DESCRIPTION OF THE TASK: In the entries below, find every line with "Zone" and copy it.
--------
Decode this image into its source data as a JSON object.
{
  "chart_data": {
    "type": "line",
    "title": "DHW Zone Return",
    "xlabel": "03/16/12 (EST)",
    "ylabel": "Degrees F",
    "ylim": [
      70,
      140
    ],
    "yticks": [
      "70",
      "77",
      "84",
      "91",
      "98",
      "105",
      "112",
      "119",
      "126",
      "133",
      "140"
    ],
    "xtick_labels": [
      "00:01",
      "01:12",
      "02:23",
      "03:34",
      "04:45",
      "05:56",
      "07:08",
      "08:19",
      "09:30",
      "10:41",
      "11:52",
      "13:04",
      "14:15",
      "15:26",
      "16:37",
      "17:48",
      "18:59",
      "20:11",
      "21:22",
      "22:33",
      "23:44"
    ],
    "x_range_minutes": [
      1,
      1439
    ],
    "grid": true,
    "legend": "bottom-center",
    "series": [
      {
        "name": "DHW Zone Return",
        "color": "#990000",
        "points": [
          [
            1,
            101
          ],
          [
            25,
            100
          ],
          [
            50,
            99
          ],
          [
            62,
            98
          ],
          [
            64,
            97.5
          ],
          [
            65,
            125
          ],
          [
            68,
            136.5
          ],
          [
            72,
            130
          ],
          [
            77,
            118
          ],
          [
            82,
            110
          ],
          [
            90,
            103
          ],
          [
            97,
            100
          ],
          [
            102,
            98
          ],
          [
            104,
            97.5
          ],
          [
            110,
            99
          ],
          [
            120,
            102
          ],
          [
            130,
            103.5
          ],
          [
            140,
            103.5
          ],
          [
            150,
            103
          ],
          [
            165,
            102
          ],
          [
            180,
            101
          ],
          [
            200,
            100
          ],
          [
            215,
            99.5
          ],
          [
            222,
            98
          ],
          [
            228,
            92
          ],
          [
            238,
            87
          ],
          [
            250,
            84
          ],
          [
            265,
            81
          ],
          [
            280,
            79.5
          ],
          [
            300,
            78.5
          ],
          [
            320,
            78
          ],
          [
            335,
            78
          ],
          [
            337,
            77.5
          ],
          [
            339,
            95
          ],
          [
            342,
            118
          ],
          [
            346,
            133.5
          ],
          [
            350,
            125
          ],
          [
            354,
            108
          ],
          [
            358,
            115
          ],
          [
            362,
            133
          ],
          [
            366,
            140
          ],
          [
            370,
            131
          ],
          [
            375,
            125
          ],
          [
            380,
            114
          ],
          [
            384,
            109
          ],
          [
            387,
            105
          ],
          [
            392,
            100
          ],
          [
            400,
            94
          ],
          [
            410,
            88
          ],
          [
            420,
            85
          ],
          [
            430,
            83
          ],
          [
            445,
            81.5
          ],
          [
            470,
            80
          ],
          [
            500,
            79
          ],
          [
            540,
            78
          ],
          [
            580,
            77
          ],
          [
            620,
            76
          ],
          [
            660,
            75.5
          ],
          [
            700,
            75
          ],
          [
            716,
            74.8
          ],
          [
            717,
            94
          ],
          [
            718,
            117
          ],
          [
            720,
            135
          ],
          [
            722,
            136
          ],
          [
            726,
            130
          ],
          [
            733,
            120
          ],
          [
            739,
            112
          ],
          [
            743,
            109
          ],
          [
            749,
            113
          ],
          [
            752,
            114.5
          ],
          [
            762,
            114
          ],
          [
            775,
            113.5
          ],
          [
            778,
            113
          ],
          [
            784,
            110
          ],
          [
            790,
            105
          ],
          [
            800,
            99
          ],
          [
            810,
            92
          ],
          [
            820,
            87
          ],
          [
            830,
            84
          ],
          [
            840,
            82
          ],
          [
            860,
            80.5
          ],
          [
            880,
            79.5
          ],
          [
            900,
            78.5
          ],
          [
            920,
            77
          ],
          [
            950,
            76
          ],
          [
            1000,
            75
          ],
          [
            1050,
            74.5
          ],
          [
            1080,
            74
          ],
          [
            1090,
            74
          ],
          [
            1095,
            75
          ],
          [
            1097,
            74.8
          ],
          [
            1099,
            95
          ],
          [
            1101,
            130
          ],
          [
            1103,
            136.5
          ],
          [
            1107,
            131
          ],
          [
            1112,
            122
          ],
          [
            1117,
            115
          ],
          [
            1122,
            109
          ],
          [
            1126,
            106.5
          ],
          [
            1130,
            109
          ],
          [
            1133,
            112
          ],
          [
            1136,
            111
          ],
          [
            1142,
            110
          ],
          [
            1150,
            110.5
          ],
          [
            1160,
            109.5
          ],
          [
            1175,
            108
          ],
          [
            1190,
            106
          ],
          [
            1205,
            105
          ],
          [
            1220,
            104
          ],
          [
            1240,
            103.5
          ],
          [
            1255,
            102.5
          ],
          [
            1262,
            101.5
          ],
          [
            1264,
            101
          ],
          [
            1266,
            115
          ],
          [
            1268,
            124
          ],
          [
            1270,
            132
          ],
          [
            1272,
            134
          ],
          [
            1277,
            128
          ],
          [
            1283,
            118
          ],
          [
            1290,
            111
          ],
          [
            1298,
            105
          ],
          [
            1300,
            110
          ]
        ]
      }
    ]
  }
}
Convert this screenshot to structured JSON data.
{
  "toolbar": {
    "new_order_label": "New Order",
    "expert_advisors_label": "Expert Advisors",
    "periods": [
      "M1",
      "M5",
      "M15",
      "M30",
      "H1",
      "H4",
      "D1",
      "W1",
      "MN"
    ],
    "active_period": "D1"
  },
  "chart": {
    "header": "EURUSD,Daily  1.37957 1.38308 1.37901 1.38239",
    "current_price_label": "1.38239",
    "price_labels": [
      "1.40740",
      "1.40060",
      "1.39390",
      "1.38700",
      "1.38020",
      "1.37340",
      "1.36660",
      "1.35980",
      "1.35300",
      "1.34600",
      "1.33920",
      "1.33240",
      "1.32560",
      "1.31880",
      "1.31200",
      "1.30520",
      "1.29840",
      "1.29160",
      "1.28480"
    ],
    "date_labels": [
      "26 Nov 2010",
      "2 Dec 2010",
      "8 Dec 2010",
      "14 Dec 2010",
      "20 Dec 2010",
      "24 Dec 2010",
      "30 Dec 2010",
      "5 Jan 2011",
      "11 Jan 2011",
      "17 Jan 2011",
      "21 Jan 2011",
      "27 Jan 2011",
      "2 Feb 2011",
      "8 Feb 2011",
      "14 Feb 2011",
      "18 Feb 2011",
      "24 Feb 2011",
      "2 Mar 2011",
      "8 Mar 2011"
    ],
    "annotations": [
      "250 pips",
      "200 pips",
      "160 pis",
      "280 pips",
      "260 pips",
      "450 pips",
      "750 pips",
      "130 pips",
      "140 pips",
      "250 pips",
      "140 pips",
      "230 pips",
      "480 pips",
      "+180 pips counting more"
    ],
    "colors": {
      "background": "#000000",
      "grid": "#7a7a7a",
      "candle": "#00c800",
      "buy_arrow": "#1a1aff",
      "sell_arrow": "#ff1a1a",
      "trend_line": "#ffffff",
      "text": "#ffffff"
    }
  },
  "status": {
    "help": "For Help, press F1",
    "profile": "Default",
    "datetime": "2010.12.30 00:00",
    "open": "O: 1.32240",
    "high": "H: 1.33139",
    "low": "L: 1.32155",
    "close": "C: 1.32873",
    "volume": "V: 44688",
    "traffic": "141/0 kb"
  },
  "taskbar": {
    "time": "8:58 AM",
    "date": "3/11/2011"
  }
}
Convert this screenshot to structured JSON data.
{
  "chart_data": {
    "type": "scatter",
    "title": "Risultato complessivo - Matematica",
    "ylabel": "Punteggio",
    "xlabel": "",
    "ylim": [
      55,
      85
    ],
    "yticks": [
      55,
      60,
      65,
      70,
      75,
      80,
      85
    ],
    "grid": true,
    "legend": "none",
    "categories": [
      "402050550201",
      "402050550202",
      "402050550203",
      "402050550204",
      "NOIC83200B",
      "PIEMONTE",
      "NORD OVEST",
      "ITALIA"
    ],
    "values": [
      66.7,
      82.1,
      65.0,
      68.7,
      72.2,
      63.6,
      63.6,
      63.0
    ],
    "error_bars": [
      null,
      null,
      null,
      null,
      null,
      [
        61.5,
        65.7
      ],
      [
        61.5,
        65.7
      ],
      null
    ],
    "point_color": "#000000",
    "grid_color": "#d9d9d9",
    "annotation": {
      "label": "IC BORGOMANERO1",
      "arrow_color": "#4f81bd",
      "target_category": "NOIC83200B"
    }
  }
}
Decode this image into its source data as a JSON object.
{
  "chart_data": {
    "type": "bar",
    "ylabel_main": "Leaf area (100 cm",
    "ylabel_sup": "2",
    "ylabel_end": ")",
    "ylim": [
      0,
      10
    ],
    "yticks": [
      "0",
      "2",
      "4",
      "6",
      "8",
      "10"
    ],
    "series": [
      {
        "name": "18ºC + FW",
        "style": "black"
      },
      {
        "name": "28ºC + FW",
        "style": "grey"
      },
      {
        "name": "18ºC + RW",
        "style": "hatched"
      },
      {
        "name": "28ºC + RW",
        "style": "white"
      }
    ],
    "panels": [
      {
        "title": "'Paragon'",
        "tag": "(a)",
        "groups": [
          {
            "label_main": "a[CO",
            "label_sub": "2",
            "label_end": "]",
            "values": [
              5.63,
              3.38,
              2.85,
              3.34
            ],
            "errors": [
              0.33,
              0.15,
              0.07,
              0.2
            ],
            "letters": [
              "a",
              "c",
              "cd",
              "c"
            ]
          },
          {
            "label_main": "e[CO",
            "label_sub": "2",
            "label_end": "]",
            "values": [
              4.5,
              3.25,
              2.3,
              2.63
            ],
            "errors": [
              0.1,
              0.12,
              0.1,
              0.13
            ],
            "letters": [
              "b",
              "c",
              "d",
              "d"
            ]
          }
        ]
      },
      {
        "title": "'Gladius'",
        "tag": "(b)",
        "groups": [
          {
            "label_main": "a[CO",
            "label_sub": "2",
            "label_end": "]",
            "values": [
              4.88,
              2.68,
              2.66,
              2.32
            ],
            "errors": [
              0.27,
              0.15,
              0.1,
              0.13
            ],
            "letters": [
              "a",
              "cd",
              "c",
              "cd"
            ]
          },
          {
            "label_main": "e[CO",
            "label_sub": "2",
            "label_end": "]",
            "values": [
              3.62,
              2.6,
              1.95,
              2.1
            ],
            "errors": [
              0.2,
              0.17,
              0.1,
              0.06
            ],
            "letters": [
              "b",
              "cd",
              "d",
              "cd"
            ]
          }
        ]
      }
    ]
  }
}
--------
EXERCISE SOLUTION:
    "title": "DHW Zone Return",
        "name": "DHW Zone Return",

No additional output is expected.